Work instructions ::
Print the records below exactly as they appear.

═══ Extracted material ═══

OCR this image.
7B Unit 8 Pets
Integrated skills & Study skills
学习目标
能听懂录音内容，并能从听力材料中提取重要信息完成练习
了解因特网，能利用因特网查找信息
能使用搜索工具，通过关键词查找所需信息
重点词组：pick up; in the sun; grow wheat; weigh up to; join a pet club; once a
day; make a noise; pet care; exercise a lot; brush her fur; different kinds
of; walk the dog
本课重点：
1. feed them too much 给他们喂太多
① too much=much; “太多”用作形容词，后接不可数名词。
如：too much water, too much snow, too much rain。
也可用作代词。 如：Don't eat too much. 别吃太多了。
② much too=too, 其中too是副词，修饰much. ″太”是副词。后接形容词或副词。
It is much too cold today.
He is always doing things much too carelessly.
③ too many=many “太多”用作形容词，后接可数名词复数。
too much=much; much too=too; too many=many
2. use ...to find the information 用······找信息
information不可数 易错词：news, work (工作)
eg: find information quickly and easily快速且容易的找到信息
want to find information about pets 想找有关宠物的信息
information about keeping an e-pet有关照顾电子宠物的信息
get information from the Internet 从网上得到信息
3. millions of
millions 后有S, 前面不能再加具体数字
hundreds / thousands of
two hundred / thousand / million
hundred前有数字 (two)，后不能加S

═══

The response ::
OCR this image.
7B Unit 8 Pets
Integrated skills & Study skills
学习目标
能听懂录音内容，并能从听力材料中提取重要信息完成练习
了解因特网，能利用因特网查找信息
能使用搜索工具，通过关键词查找所需信息
重点词组：pick up; in the sun; grow wheat; weigh up to; join a pet club; once a
day; make a noise; pet care; exercise a lot; brush her fur; different kinds
of; walk the dog
本课重点：
1. feed them too much 给他们喂太多
① too much=much; “太多”用作形容词，后接不可数名词。
如：too much water, too much snow, too much rain。
也可用作代词。 如：Don't eat too much. 别吃太多了。
② much too=too, 其中too是副词，修饰much. ″太”是副词。后接形容词或副词。
It is much too cold today.
He is always doing things much too carelessly.
③ too many=many “太多”用作形容词，后接可数名词复数。
too much=much; much too=too; too many=many
2. use ...to find the information 用······找信息
information不可数 易错词：news, work (工作)
eg: find information quickly and easily快速且容易的找到信息
want to find information about pets 想找有关宠物的信息
information about keeping an e-pet有关照顾电子宠物的信息
get information from the Internet 从网上得到信息
3. millions of
millions 后有S, 前面不能再加具体数字
hundreds / thousands of
two hundred / thousand / million
hundred前有数字 (two)，后不能加S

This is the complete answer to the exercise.